**Work to complete:** Quote all lines below exactly. Images stay out.

(Recorded data)
....

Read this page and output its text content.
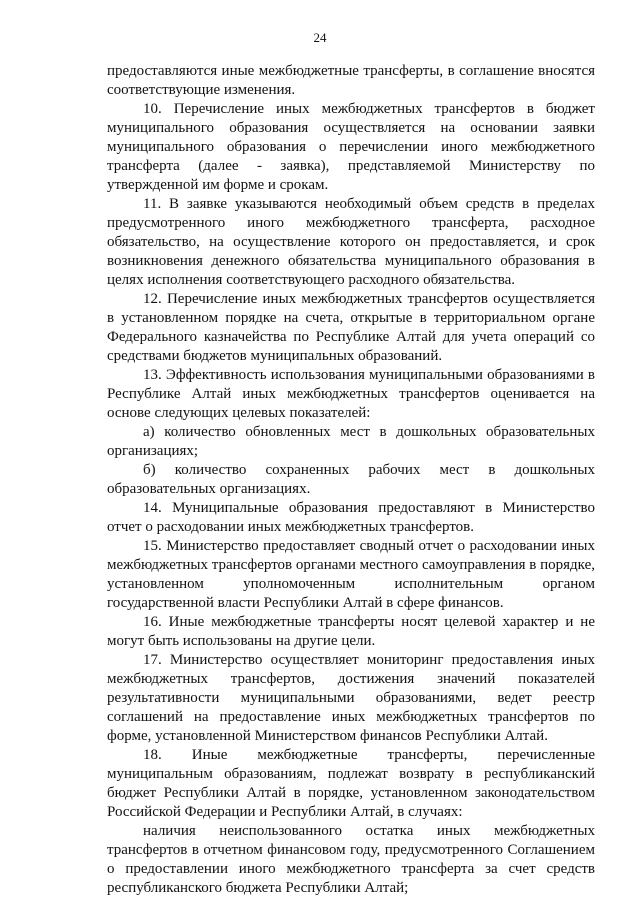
24

предоставляются иные межбюджетные трансферты, в соглашение вносятся соответствующие изменения.

10. Перечисление иных межбюджетных трансфертов в бюджет муниципального образования осуществляется на основании заявки муниципального образования о перечислении иного межбюджетного трансферта (далее - заявка), представляемой Министерству по утвержденной им форме и срокам.

11. В заявке указываются необходимый объем средств в пределах предусмотренного иного межбюджетного трансферта, расходное обязательство, на осуществление которого он предоставляется, и срок возникновения денежного обязательства муниципального образования в целях исполнения соответствующего расходного обязательства.

12. Перечисление иных межбюджетных трансфертов осуществляется в установленном порядке на счета, открытые в территориальном органе Федерального казначейства по Республике Алтай для учета операций со средствами бюджетов муниципальных образований.

13. Эффективность использования муниципальными образованиями в Республике Алтай иных межбюджетных трансфертов оценивается на основе следующих целевых показателей:

а) количество обновленных мест в дошкольных образовательных организациях;

б) количество сохраненных рабочих мест в дошкольных образовательных организациях.

14. Муниципальные образования предоставляют в Министерство отчет о расходовании иных межбюджетных трансфертов.

15. Министерство предоставляет сводный отчет о расходовании иных межбюджетных трансфертов органами местного самоуправления в порядке, установленном уполномоченным исполнительным органом государственной власти Республики Алтай в сфере финансов.

16. Иные межбюджетные трансферты носят целевой характер и не могут быть использованы на другие цели.

17. Министерство осуществляет мониторинг предоставления иных межбюджетных трансфертов, достижения значений показателей результативности муниципальными образованиями, ведет реестр соглашений на предоставление иных межбюджетных трансфертов по форме, установленной Министерством финансов Республики Алтай.

18. Иные межбюджетные трансферты, перечисленные муниципальным образованиям, подлежат возврату в республиканский бюджет Республики Алтай в порядке, установленном законодательством Российской Федерации и Республики Алтай, в случаях:

наличия неиспользованного остатка иных межбюджетных трансфертов в отчетном финансовом году, предусмотренного Соглашением о предоставлении иного межбюджетного трансферта за счет средств республиканского бюджета Республики Алтай;
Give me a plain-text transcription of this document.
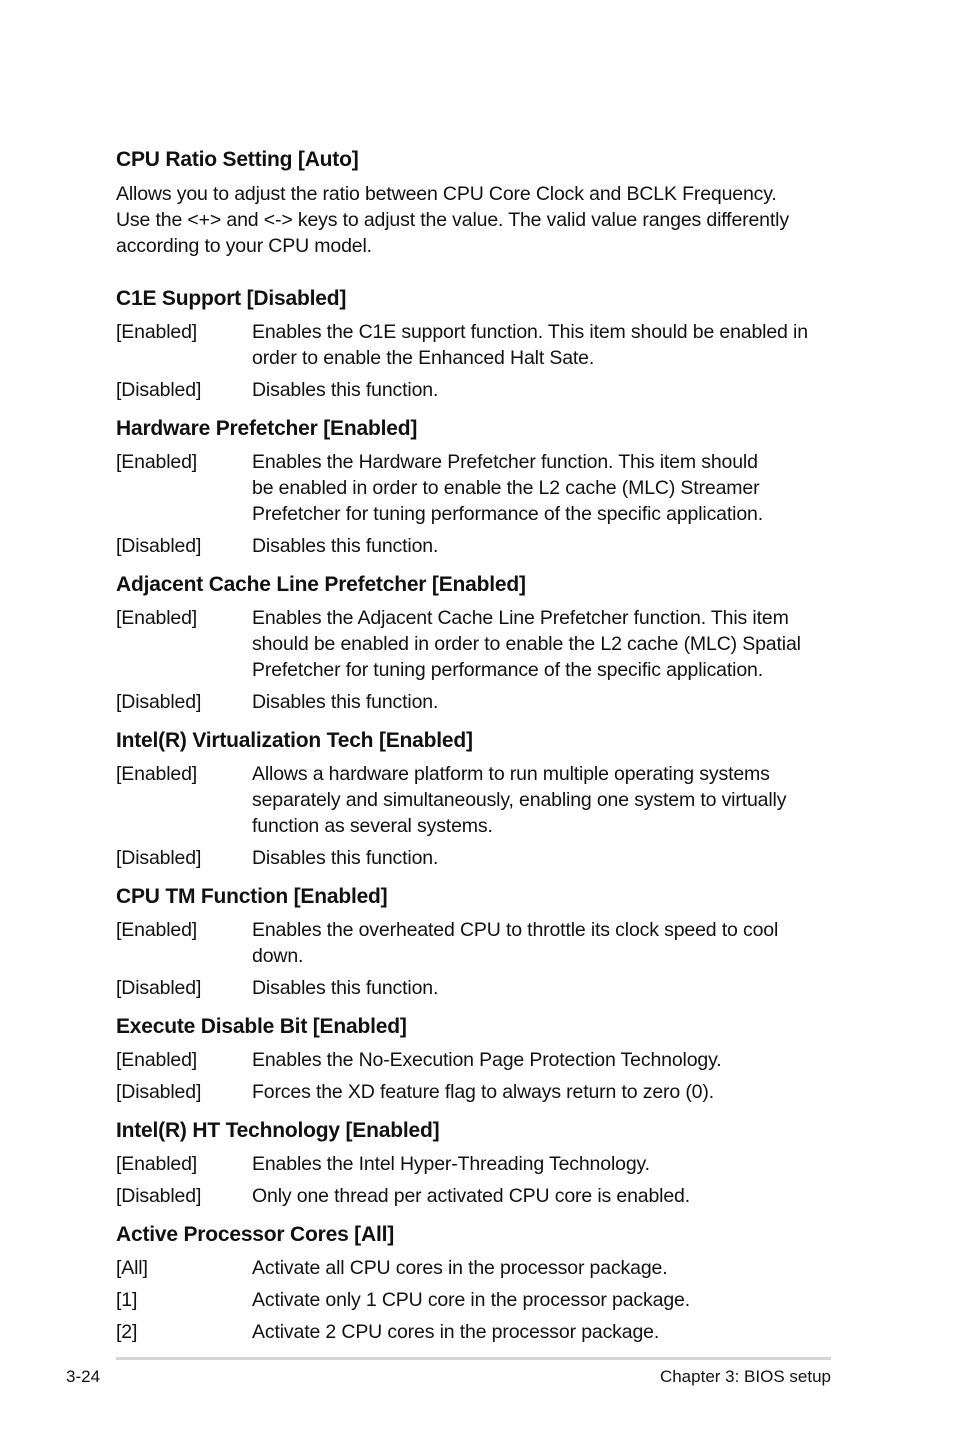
CPU Ratio Setting [Auto]
Allows you to adjust the ratio between CPU Core Clock and BCLK Frequency.
Use the <+> and <-> keys to adjust the value. The valid value ranges differently
according to your CPU model.
C1E Support [Disabled]
[Enabled]	Enables the C1E support function. This item should be enabled in
order to enable the Enhanced Halt Sate.
[Disabled]	Disables this function.
Hardware Prefetcher [Enabled]
[Enabled]	Enables the Hardware Prefetcher function. This item should
be enabled in order to enable the L2 cache (MLC) Streamer
Prefetcher for tuning performance of the specific application.
[Disabled]	Disables this function.
Adjacent Cache Line Prefetcher [Enabled]
[Enabled]	Enables the Adjacent Cache Line Prefetcher function. This item
should be enabled in order to enable the L2 cache (MLC) Spatial
Prefetcher for tuning performance of the specific application.
[Disabled]	Disables this function.
Intel(R) Virtualization Tech [Enabled]
[Enabled]	Allows a hardware platform to run multiple operating systems
separately and simultaneously, enabling one system to virtually
function as several systems.
[Disabled]	Disables this function.
CPU TM Function [Enabled]
[Enabled]	Enables the overheated CPU to throttle its clock speed to cool
down.
[Disabled]	Disables this function.
Execute Disable Bit [Enabled]
[Enabled]	Enables the No-Execution Page Protection Technology.
[Disabled]	Forces the XD feature flag to always return to zero (0).
Intel(R) HT Technology [Enabled]
[Enabled]	Enables the Intel Hyper-Threading Technology.
[Disabled]	Only one thread per activated CPU core is enabled.
Active Processor Cores [All]
[All]	Activate all CPU cores in the processor package.
[1]	Activate only 1 CPU core in the processor package.
[2]	Activate 2 CPU cores in the processor package.
3-24	Chapter 3: BIOS setup
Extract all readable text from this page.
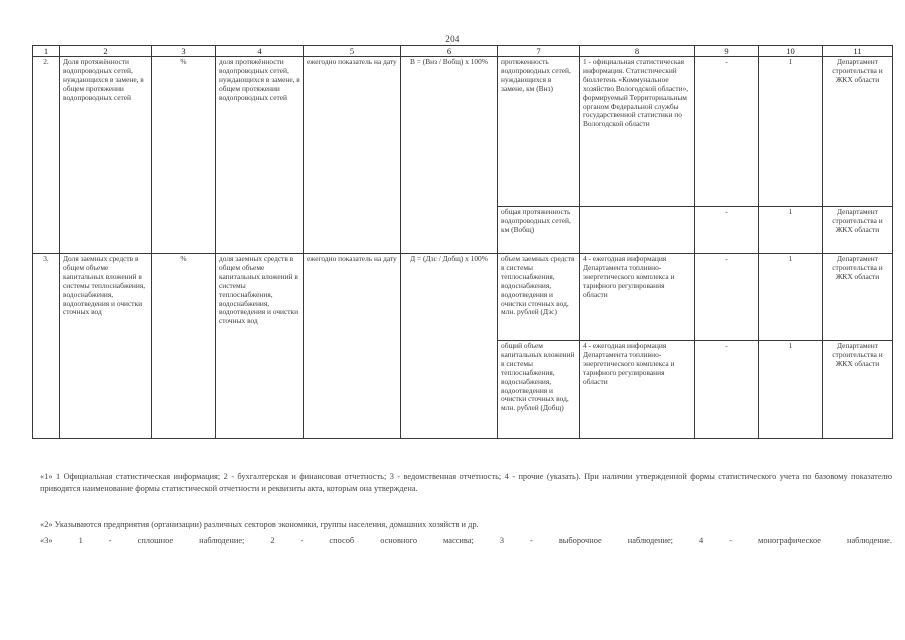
204
1	2	3	4	5	6	7	8	9	10	11
2.	Доля протяжённости водопроводных сетей, нуждающихся в замене, в общем протяжении водопроводных сетей	%	доля протяжённости водопроводных сетей, нуждающихся в замене, в общем протяжении водопроводных сетей	ежегодно показатель на дату	В = (Внз / Вобщ) х 100%	протяженность водопроводных сетей, нуждающихся в замене, км (Внз)	1 - официальная статистическая информация. Статистический бюллетень «Коммунальное хозяйство Вологодской области», формируемый Территориальным органом Федеральной службы государственной статистики по Вологодской области	-	1	Департамент строительства и ЖКХ области
						общая протяженность водопроводных сетей, км (Вобщ)		-	1	Департамент строительства и ЖКХ области
3.	Доля заемных средств в общем объеме капитальных вложений в системы теплоснабжения, водоснабжения, водоотведения и очистки сточных вод	%	доля заемных средств в общем объеме капитальных вложений в системы теплоснабжения, водоснабжения, водоотведения и очистки сточных вод	ежегодно показатель на дату	Д = (Дзс / Добщ) х 100%	объем заемных средств в системы теплоснабжения, водоснабжения, водоотведения и очистки сточных вод, млн. рублей (Дзс)	4 - ежегодная информация Департамента топливно-энергетического комплекса и тарифного регулирования области	-	1	Департамент строительства и ЖКХ области
						общий объем капитальных вложений в системы теплоснабжения, водоснабжения, водоотведения и очистки сточных вод, млн. рублей (Добщ)	4 - ежегодная информация Департамента топливно-энергетического комплекса и тарифного регулирования области	-	1	Департамент строительства и ЖКХ области
«1» 1 Официальная статистическая информация; 2 - бухгалтерская и финансовая отчетность; 3 - ведомственная отчетность; 4 - прочие (указать). При наличии утвержденной формы статистического учета по базовому показателю приводятся наименование формы статистической отчетности и реквизиты акта, которым она утверждена.
«2» Указываются предприятия (организации) различных секторов экономики, группы населения, домашних хозяйств и др.
«3» 1 - сплошное наблюдение; 2 - способ основного массива; 3 - выборочное наблюдение; 4 - монографическое наблюдение.
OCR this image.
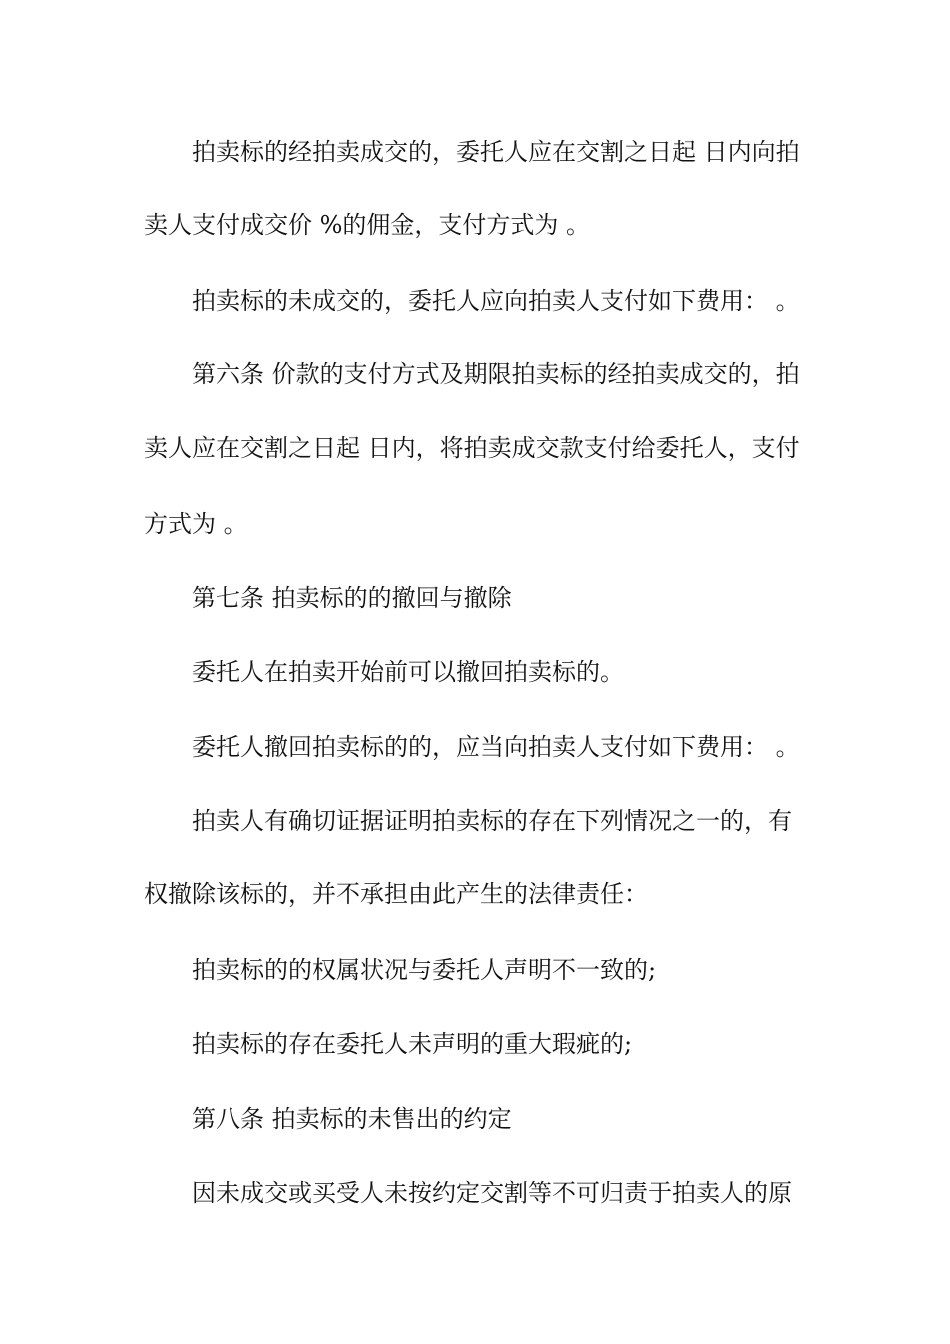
拍卖标的经拍卖成交的，委托人应在交割之日起 日内向拍
卖人支付成交价 %的佣金，支付方式为 。
拍卖标的未成交的，委托人应向拍卖人支付如下费用： 。
第六条 价款的支付方式及期限拍卖标的经拍卖成交的，拍
卖人应在交割之日起 日内，将拍卖成交款支付给委托人，支付
方式为 。
第七条 拍卖标的的撤回与撤除
委托人在拍卖开始前可以撤回拍卖标的。
委托人撤回拍卖标的的，应当向拍卖人支付如下费用： 。
拍卖人有确切证据证明拍卖标的存在下列情况之一的，有
权撤除该标的，并不承担由此产生的法律责任：
拍卖标的的权属状况与委托人声明不一致的;
拍卖标的存在委托人未声明的重大瑕疵的;
第八条 拍卖标的未售出的约定
因未成交或买受人未按约定交割等不可归责于拍卖人的原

....

**Response below:**
Read this page and output its text content.
24

предоставляются иные межбюджетные трансферты, в соглашение вносятся соответствующие изменения.

10. Перечисление иных межбюджетных трансфертов в бюджет муниципального образования осуществляется на основании заявки муниципального образования о перечислении иного межбюджетного трансферта (далее - заявка), представляемой Министерству по утвержденной им форме и срокам.

11. В заявке указываются необходимый объем средств в пределах предусмотренного иного межбюджетного трансферта, расходное обязательство, на осуществление которого он предоставляется, и срок возникновения денежного обязательства муниципального образования в целях исполнения соответствующего расходного обязательства.

12. Перечисление иных межбюджетных трансфертов осуществляется в установленном порядке на счета, открытые в территориальном органе Федерального казначейства по Республике Алтай для учета операций со средствами бюджетов муниципальных образований.

13. Эффективность использования муниципальными образованиями в Республике Алтай иных межбюджетных трансфертов оценивается на основе следующих целевых показателей:

а) количество обновленных мест в дошкольных образовательных организациях;

б) количество сохраненных рабочих мест в дошкольных образовательных организациях.

14. Муниципальные образования предоставляют в Министерство отчет о расходовании иных межбюджетных трансфертов.

15. Министерство предоставляет сводный отчет о расходовании иных межбюджетных трансфертов органами местного самоуправления в порядке, установленном уполномоченным исполнительным органом государственной власти Республики Алтай в сфере финансов.

16. Иные межбюджетные трансферты носят целевой характер и не могут быть использованы на другие цели.

17. Министерство осуществляет мониторинг предоставления иных межбюджетных трансфертов, достижения значений показателей результативности муниципальными образованиями, ведет реестр соглашений на предоставление иных межбюджетных трансфертов по форме, установленной Министерством финансов Республики Алтай.

18. Иные межбюджетные трансферты, перечисленные муниципальным образованиям, подлежат возврату в республиканский бюджет Республики Алтай в порядке, установленном законодательством Российской Федерации и Республики Алтай, в случаях:

наличия неиспользованного остатка иных межбюджетных трансфертов в отчетном финансовом году, предусмотренного Соглашением о предоставлении иного межбюджетного трансферта за счет средств республиканского бюджета Республики Алтай;
Give me a plain-text transcription of this document.
CPU Ratio Setting [Auto]
Allows you to adjust the ratio between CPU Core Clock and BCLK Frequency.
Use the <+> and <-> keys to adjust the value. The valid value ranges differently
according to your CPU model.
C1E Support [Disabled]
[Enabled]	Enables the C1E support function. This item should be enabled in
order to enable the Enhanced Halt Sate.
[Disabled]	Disables this function.
Hardware Prefetcher [Enabled]
[Enabled]	Enables the Hardware Prefetcher function. This item should
be enabled in order to enable the L2 cache (MLC) Streamer
Prefetcher for tuning performance of the specific application.
[Disabled]	Disables this function.
Adjacent Cache Line Prefetcher [Enabled]
[Enabled]	Enables the Adjacent Cache Line Prefetcher function. This item
should be enabled in order to enable the L2 cache (MLC) Spatial
Prefetcher for tuning performance of the specific application.
[Disabled]	Disables this function.
Intel(R) Virtualization Tech [Enabled]
[Enabled]	Allows a hardware platform to run multiple operating systems
separately and simultaneously, enabling one system to virtually
function as several systems.
[Disabled]	Disables this function.
CPU TM Function [Enabled]
[Enabled]	Enables the overheated CPU to throttle its clock speed to cool
down.
[Disabled]	Disables this function.
Execute Disable Bit [Enabled]
[Enabled]	Enables the No-Execution Page Protection Technology.
[Disabled]	Forces the XD feature flag to always return to zero (0).
Intel(R) HT Technology [Enabled]
[Enabled]	Enables the Intel Hyper-Threading Technology.
[Disabled]	Only one thread per activated CPU core is enabled.
Active Processor Cores [All]
[All]	Activate all CPU cores in the processor package.
[1]	Activate only 1 CPU core in the processor package.
[2]	Activate 2 CPU cores in the processor package.
3-24	Chapter 3: BIOS setup
Extract all readable text from this page.
204
1	2	3	4	5	6	7	8	9	10	11
2.	Доля протяжённости водопроводных сетей, нуждающихся в замене, в общем протяжении водопроводных сетей	%	доля протяжённости водопроводных сетей, нуждающихся в замене, в общем протяжении водопроводных сетей	ежегодно показатель на дату	В = (Внз / Вобщ) х 100%	протяженность водопроводных сетей, нуждающихся в замене, км (Внз)	1 - официальная статистическая информация. Статистический бюллетень «Коммунальное хозяйство Вологодской области», формируемый Территориальным органом Федеральной службы государственной статистики по Вологодской области	-	1	Департамент строительства и ЖКХ области
						общая протяженность водопроводных сетей, км (Вобщ)		-	1	Департамент строительства и ЖКХ области
3.	Доля заемных средств в общем объеме капитальных вложений в системы теплоснабжения, водоснабжения, водоотведения и очистки сточных вод	%	доля заемных средств в общем объеме капитальных вложений в системы теплоснабжения, водоснабжения, водоотведения и очистки сточных вод	ежегодно показатель на дату	Д = (Дзс / Добщ) х 100%	объем заемных средств в системы теплоснабжения, водоснабжения, водоотведения и очистки сточных вод, млн. рублей (Дзс)	4 - ежегодная информация Департамента топливно-энергетического комплекса и тарифного регулирования области	-	1	Департамент строительства и ЖКХ области
						общий объем капитальных вложений в системы теплоснабжения, водоснабжения, водоотведения и очистки сточных вод, млн. рублей (Добщ)	4 - ежегодная информация Департамента топливно-энергетического комплекса и тарифного регулирования области	-	1	Департамент строительства и ЖКХ области
«1» 1 Официальная статистическая информация; 2 - бухгалтерская и финансовая отчетность; 3 - ведомственная отчетность; 4 - прочие (указать). При наличии утвержденной формы статистического учета по базовому показателю приводятся наименование формы статистической отчетности и реквизиты акта, которым она утверждена.
«2» Указываются предприятия (организации) различных секторов экономики, группы населения, домашних хозяйств и др.
«3» 1 - сплошное наблюдение; 2 - способ основного массива; 3 - выборочное наблюдение; 4 - монографическое наблюдение.
OCR this image.
拍卖标的经拍卖成交的，委托人应在交割之日起 日内向拍
卖人支付成交价 %的佣金，支付方式为 。
拍卖标的未成交的，委托人应向拍卖人支付如下费用： 。
第六条 价款的支付方式及期限拍卖标的经拍卖成交的，拍
卖人应在交割之日起 日内，将拍卖成交款支付给委托人，支付
方式为 。
第七条 拍卖标的的撤回与撤除
委托人在拍卖开始前可以撤回拍卖标的。
委托人撤回拍卖标的的，应当向拍卖人支付如下费用： 。
拍卖人有确切证据证明拍卖标的存在下列情况之一的，有
权撤除该标的，并不承担由此产生的法律责任：
拍卖标的的权属状况与委托人声明不一致的;
拍卖标的存在委托人未声明的重大瑕疵的;
第八条 拍卖标的未售出的约定
因未成交或买受人未按约定交割等不可归责于拍卖人的原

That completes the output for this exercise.